Written exercise
Say how many lines contain the word "rock". Only the number should be given.

───── Material ─────

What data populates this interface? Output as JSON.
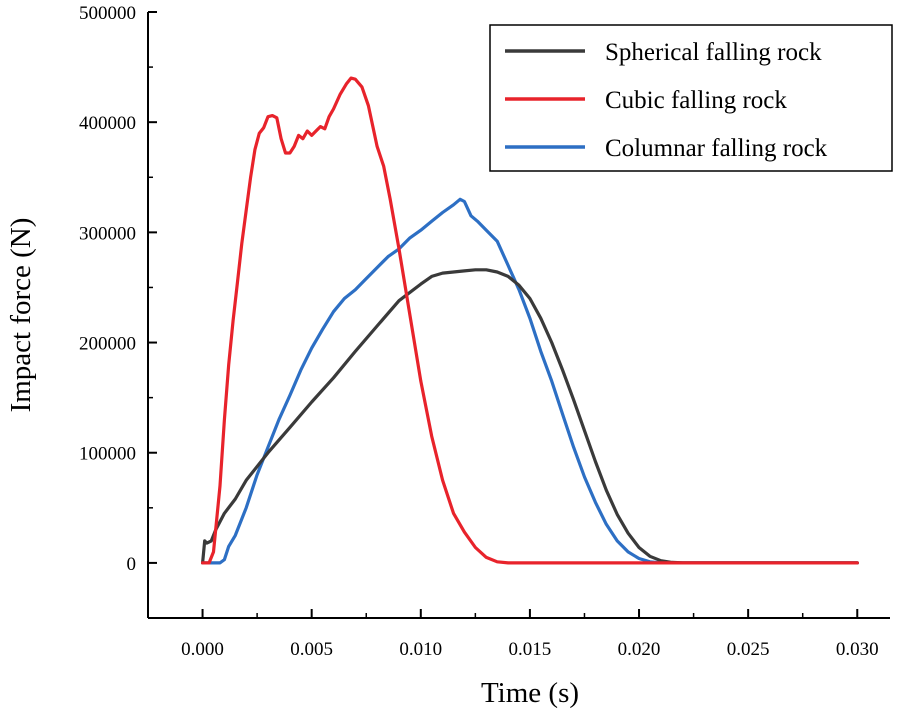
{
  "chart_data": {
    "type": "line",
    "title": "",
    "xlabel": "Time (s)",
    "ylabel": "Impact force (N)",
    "xlim": [
      -0.0025,
      0.0315
    ],
    "ylim": [
      -50000,
      500000
    ],
    "x_ticks": [
      0.0,
      0.005,
      0.01,
      0.015,
      0.02,
      0.025,
      0.03
    ],
    "x_tick_labels": [
      "0.000",
      "0.005",
      "0.010",
      "0.015",
      "0.020",
      "0.025",
      "0.030"
    ],
    "y_ticks": [
      0,
      100000,
      200000,
      300000,
      400000,
      500000
    ],
    "y_tick_labels": [
      "0",
      "100000",
      "200000",
      "300000",
      "400000",
      "500000"
    ],
    "grid": false,
    "legend_position": "top-right",
    "series": [
      {
        "name": "Spherical falling rock",
        "color": "#3a3a3a",
        "points": [
          [
            0.0,
            0
          ],
          [
            0.0001,
            20000
          ],
          [
            0.0002,
            18000
          ],
          [
            0.0004,
            20000
          ],
          [
            0.0006,
            30000
          ],
          [
            0.001,
            45000
          ],
          [
            0.0015,
            58000
          ],
          [
            0.002,
            75000
          ],
          [
            0.003,
            100000
          ],
          [
            0.004,
            123000
          ],
          [
            0.005,
            146000
          ],
          [
            0.006,
            168000
          ],
          [
            0.007,
            192000
          ],
          [
            0.008,
            215000
          ],
          [
            0.009,
            238000
          ],
          [
            0.01,
            253000
          ],
          [
            0.0105,
            260000
          ],
          [
            0.011,
            263000
          ],
          [
            0.0115,
            264000
          ],
          [
            0.012,
            265000
          ],
          [
            0.0125,
            266000
          ],
          [
            0.013,
            266000
          ],
          [
            0.0135,
            264000
          ],
          [
            0.014,
            260000
          ],
          [
            0.0145,
            252000
          ],
          [
            0.015,
            240000
          ],
          [
            0.0155,
            222000
          ],
          [
            0.016,
            200000
          ],
          [
            0.0165,
            175000
          ],
          [
            0.017,
            148000
          ],
          [
            0.0175,
            120000
          ],
          [
            0.018,
            92000
          ],
          [
            0.0185,
            66000
          ],
          [
            0.019,
            44000
          ],
          [
            0.0195,
            27000
          ],
          [
            0.02,
            14000
          ],
          [
            0.0205,
            6000
          ],
          [
            0.021,
            2000
          ],
          [
            0.0215,
            500
          ],
          [
            0.022,
            0
          ],
          [
            0.025,
            0
          ],
          [
            0.03,
            0
          ]
        ]
      },
      {
        "name": "Cubic falling rock",
        "color": "#e8232b",
        "points": [
          [
            0.0,
            0
          ],
          [
            0.0003,
            0
          ],
          [
            0.0005,
            10000
          ],
          [
            0.0008,
            70000
          ],
          [
            0.001,
            130000
          ],
          [
            0.0012,
            180000
          ],
          [
            0.0014,
            220000
          ],
          [
            0.0016,
            255000
          ],
          [
            0.0018,
            290000
          ],
          [
            0.002,
            320000
          ],
          [
            0.0022,
            350000
          ],
          [
            0.0024,
            375000
          ],
          [
            0.0026,
            390000
          ],
          [
            0.0028,
            395000
          ],
          [
            0.003,
            405000
          ],
          [
            0.0032,
            406000
          ],
          [
            0.0034,
            404000
          ],
          [
            0.0036,
            385000
          ],
          [
            0.0038,
            372000
          ],
          [
            0.004,
            372000
          ],
          [
            0.0042,
            378000
          ],
          [
            0.0044,
            388000
          ],
          [
            0.0046,
            385000
          ],
          [
            0.0048,
            392000
          ],
          [
            0.005,
            388000
          ],
          [
            0.0052,
            392000
          ],
          [
            0.0054,
            396000
          ],
          [
            0.0056,
            394000
          ],
          [
            0.0058,
            405000
          ],
          [
            0.006,
            412000
          ],
          [
            0.0063,
            425000
          ],
          [
            0.0066,
            435000
          ],
          [
            0.0068,
            440000
          ],
          [
            0.007,
            439000
          ],
          [
            0.0073,
            432000
          ],
          [
            0.0076,
            415000
          ],
          [
            0.008,
            378000
          ],
          [
            0.0083,
            360000
          ],
          [
            0.0086,
            330000
          ],
          [
            0.009,
            285000
          ],
          [
            0.0095,
            225000
          ],
          [
            0.01,
            165000
          ],
          [
            0.0105,
            115000
          ],
          [
            0.011,
            75000
          ],
          [
            0.0115,
            45000
          ],
          [
            0.012,
            28000
          ],
          [
            0.0125,
            14000
          ],
          [
            0.013,
            5000
          ],
          [
            0.0135,
            1000
          ],
          [
            0.014,
            0
          ],
          [
            0.02,
            0
          ],
          [
            0.03,
            0
          ]
        ]
      },
      {
        "name": "Columnar falling rock",
        "color": "#2d6fc4",
        "points": [
          [
            0.0,
            0
          ],
          [
            0.0008,
            0
          ],
          [
            0.001,
            3000
          ],
          [
            0.0012,
            15000
          ],
          [
            0.0015,
            25000
          ],
          [
            0.002,
            50000
          ],
          [
            0.0025,
            80000
          ],
          [
            0.003,
            105000
          ],
          [
            0.0035,
            130000
          ],
          [
            0.004,
            152000
          ],
          [
            0.0045,
            175000
          ],
          [
            0.005,
            195000
          ],
          [
            0.0055,
            212000
          ],
          [
            0.006,
            228000
          ],
          [
            0.0065,
            240000
          ],
          [
            0.007,
            248000
          ],
          [
            0.0075,
            258000
          ],
          [
            0.008,
            268000
          ],
          [
            0.0085,
            278000
          ],
          [
            0.009,
            285000
          ],
          [
            0.0095,
            295000
          ],
          [
            0.01,
            302000
          ],
          [
            0.0105,
            310000
          ],
          [
            0.011,
            318000
          ],
          [
            0.0115,
            325000
          ],
          [
            0.0118,
            330000
          ],
          [
            0.012,
            328000
          ],
          [
            0.0123,
            315000
          ],
          [
            0.0126,
            310000
          ],
          [
            0.013,
            302000
          ],
          [
            0.0135,
            292000
          ],
          [
            0.014,
            270000
          ],
          [
            0.0145,
            248000
          ],
          [
            0.015,
            222000
          ],
          [
            0.0155,
            192000
          ],
          [
            0.016,
            165000
          ],
          [
            0.0165,
            135000
          ],
          [
            0.017,
            105000
          ],
          [
            0.0175,
            78000
          ],
          [
            0.018,
            55000
          ],
          [
            0.0185,
            35000
          ],
          [
            0.019,
            20000
          ],
          [
            0.0195,
            10000
          ],
          [
            0.02,
            4000
          ],
          [
            0.0205,
            1000
          ],
          [
            0.021,
            0
          ],
          [
            0.025,
            0
          ],
          [
            0.03,
            0
          ]
        ]
      }
    ]
  }
}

─────

Solution for this task
3